● SOURCE DATA:
=-=-=-=-=

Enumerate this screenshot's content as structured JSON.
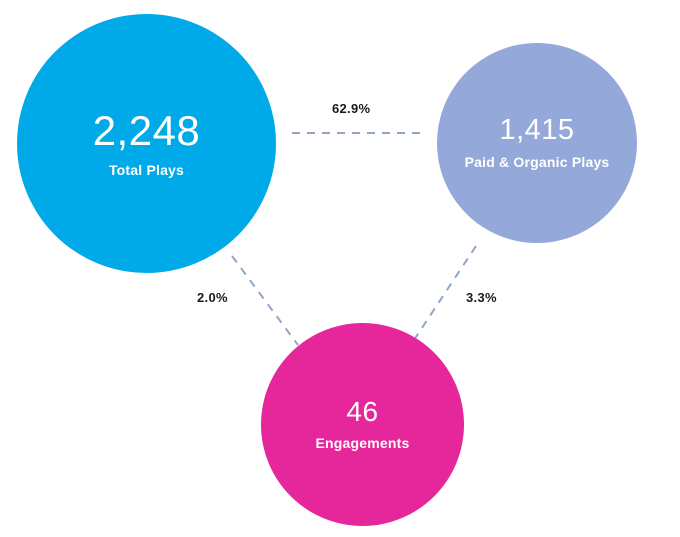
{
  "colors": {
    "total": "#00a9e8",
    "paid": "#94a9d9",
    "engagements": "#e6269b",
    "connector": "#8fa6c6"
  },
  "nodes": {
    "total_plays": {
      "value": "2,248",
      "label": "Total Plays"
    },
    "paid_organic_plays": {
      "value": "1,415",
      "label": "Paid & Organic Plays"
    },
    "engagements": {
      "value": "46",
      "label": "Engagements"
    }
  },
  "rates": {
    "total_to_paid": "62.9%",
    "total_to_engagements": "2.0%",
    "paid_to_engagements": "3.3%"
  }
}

=-=-=-=-=

● TASK DIRECTIONS:
Exclude all images and restate the records above word for word.

● EXERCISE RESPONSE:
Enumerate this screenshot's content as structured JSON.
{
  "colors": {
    "total": "#00a9e8",
    "paid": "#94a9d9",
    "engagements": "#e6269b",
    "connector": "#8fa6c6"
  },
  "nodes": {
    "total_plays": {
      "value": "2,248",
      "label": "Total Plays"
    },
    "paid_organic_plays": {
      "value": "1,415",
      "label": "Paid & Organic Plays"
    },
    "engagements": {
      "value": "46",
      "label": "Engagements"
    }
  },
  "rates": {
    "total_to_paid": "62.9%",
    "total_to_engagements": "2.0%",
    "paid_to_engagements": "3.3%"
  }
}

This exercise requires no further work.